**INSTRUCTIONS TO FOLLOW:** Only the lines from the line holding "Enumerate this screenshot's" through the final line of the entries below are to be returned, exactly as they stand.

**DATA SUPPLIED:**
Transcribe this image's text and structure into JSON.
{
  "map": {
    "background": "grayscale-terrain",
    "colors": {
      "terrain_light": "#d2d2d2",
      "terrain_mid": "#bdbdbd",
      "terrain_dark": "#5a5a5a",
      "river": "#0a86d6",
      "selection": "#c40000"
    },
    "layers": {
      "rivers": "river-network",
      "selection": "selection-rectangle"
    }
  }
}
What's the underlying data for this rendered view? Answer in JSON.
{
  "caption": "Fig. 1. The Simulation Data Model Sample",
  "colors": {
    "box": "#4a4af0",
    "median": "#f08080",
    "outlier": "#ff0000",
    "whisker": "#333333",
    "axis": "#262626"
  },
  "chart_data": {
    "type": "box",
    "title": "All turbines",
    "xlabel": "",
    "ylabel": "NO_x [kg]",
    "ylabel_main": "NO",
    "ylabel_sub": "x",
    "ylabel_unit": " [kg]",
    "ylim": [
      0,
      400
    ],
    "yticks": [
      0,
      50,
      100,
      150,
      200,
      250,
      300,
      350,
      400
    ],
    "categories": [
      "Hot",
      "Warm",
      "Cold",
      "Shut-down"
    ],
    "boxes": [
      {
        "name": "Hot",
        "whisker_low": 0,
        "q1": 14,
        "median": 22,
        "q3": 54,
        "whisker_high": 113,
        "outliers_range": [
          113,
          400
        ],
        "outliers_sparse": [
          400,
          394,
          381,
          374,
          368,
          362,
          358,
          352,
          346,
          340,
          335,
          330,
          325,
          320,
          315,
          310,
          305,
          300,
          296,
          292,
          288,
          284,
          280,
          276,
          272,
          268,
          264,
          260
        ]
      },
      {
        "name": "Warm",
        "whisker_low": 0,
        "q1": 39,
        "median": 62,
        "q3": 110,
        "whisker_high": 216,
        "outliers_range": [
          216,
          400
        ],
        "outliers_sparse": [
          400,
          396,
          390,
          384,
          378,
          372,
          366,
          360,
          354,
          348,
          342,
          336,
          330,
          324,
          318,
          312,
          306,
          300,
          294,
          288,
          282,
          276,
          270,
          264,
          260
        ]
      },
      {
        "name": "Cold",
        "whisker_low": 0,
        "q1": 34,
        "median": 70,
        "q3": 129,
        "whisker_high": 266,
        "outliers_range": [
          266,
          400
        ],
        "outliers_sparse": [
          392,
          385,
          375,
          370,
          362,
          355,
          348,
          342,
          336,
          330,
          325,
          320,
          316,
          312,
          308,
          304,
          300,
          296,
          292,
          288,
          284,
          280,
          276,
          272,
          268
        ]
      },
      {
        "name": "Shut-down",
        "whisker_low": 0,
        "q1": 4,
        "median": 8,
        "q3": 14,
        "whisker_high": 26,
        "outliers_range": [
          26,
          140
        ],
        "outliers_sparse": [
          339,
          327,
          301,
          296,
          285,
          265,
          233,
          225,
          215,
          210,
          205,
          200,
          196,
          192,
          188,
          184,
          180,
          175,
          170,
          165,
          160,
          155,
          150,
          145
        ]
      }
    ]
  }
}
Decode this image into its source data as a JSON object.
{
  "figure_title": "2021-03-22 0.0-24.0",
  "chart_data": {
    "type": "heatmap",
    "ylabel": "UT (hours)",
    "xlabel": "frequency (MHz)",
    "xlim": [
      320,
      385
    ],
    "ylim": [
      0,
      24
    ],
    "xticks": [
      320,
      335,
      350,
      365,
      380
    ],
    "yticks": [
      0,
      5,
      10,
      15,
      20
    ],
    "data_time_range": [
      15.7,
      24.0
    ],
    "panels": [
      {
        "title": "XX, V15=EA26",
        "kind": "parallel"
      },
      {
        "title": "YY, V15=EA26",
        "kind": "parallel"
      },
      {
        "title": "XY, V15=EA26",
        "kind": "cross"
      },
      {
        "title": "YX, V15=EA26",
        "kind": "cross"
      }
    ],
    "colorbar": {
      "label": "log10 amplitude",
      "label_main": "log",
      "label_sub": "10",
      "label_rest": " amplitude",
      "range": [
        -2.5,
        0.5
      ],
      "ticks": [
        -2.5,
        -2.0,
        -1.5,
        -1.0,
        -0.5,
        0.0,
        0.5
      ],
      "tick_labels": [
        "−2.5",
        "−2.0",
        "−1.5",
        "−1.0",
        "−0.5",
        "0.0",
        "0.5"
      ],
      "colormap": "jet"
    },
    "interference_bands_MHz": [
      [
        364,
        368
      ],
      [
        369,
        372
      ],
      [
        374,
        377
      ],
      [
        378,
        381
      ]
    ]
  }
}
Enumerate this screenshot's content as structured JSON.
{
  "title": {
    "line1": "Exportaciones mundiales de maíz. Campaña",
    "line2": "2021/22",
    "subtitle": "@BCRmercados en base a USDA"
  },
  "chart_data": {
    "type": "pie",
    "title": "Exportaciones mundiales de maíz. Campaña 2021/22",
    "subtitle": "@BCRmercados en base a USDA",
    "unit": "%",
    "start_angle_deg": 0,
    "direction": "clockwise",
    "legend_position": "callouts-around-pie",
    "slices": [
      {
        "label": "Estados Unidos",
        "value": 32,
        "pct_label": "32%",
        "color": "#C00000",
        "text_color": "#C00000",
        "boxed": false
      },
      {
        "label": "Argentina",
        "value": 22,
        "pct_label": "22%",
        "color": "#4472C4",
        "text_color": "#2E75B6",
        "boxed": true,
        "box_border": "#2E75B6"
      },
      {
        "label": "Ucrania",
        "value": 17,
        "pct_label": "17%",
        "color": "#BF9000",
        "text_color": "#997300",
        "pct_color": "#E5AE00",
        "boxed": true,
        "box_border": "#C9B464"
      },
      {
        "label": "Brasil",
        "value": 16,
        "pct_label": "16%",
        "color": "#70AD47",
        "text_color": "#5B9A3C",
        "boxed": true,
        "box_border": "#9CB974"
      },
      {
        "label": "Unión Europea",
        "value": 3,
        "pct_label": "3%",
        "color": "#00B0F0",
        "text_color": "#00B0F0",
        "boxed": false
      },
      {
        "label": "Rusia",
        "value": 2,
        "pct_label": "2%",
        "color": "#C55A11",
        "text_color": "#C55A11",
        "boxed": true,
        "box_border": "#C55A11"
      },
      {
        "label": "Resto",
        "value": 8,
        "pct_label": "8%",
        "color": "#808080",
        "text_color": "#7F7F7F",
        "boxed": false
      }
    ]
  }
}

**WRITTEN RESPONSE:**
Enumerate this screenshot's content as structured JSON.
{
  "title": {
    "line1": "Exportaciones mundiales de maíz. Campaña",
    "line2": "2021/22",
    "subtitle": "@BCRmercados en base a USDA"
  },
  "chart_data": {
    "type": "pie",
    "title": "Exportaciones mundiales de maíz. Campaña 2021/22",
    "subtitle": "@BCRmercados en base a USDA",
    "unit": "%",
    "start_angle_deg": 0,
    "direction": "clockwise",
    "legend_position": "callouts-around-pie",
    "slices": [
      {
        "label": "Estados Unidos",
        "value": 32,
        "pct_label": "32%",
        "color": "#C00000",
        "text_color": "#C00000",
        "boxed": false
      },
      {
        "label": "Argentina",
        "value": 22,
        "pct_label": "22%",
        "color": "#4472C4",
        "text_color": "#2E75B6",
        "boxed": true,
        "box_border": "#2E75B6"
      },
      {
        "label": "Ucrania",
        "value": 17,
        "pct_label": "17%",
        "color": "#BF9000",
        "text_color": "#997300",
        "pct_color": "#E5AE00",
        "boxed": true,
        "box_border": "#C9B464"
      },
      {
        "label": "Brasil",
        "value": 16,
        "pct_label": "16%",
        "color": "#70AD47",
        "text_color": "#5B9A3C",
        "boxed": true,
        "box_border": "#9CB974"
      },
      {
        "label": "Unión Europea",
        "value": 3,
        "pct_label": "3%",
        "color": "#00B0F0",
        "text_color": "#00B0F0",
        "boxed": false
      },
      {
        "label": "Rusia",
        "value": 2,
        "pct_label": "2%",
        "color": "#C55A11",
        "text_color": "#C55A11",
        "boxed": true,
        "box_border": "#C55A11"
      },
      {
        "label": "Resto",
        "value": 8,
        "pct_label": "8%",
        "color": "#808080",
        "text_color": "#7F7F7F",
        "boxed": false
      }
    ]
  }
}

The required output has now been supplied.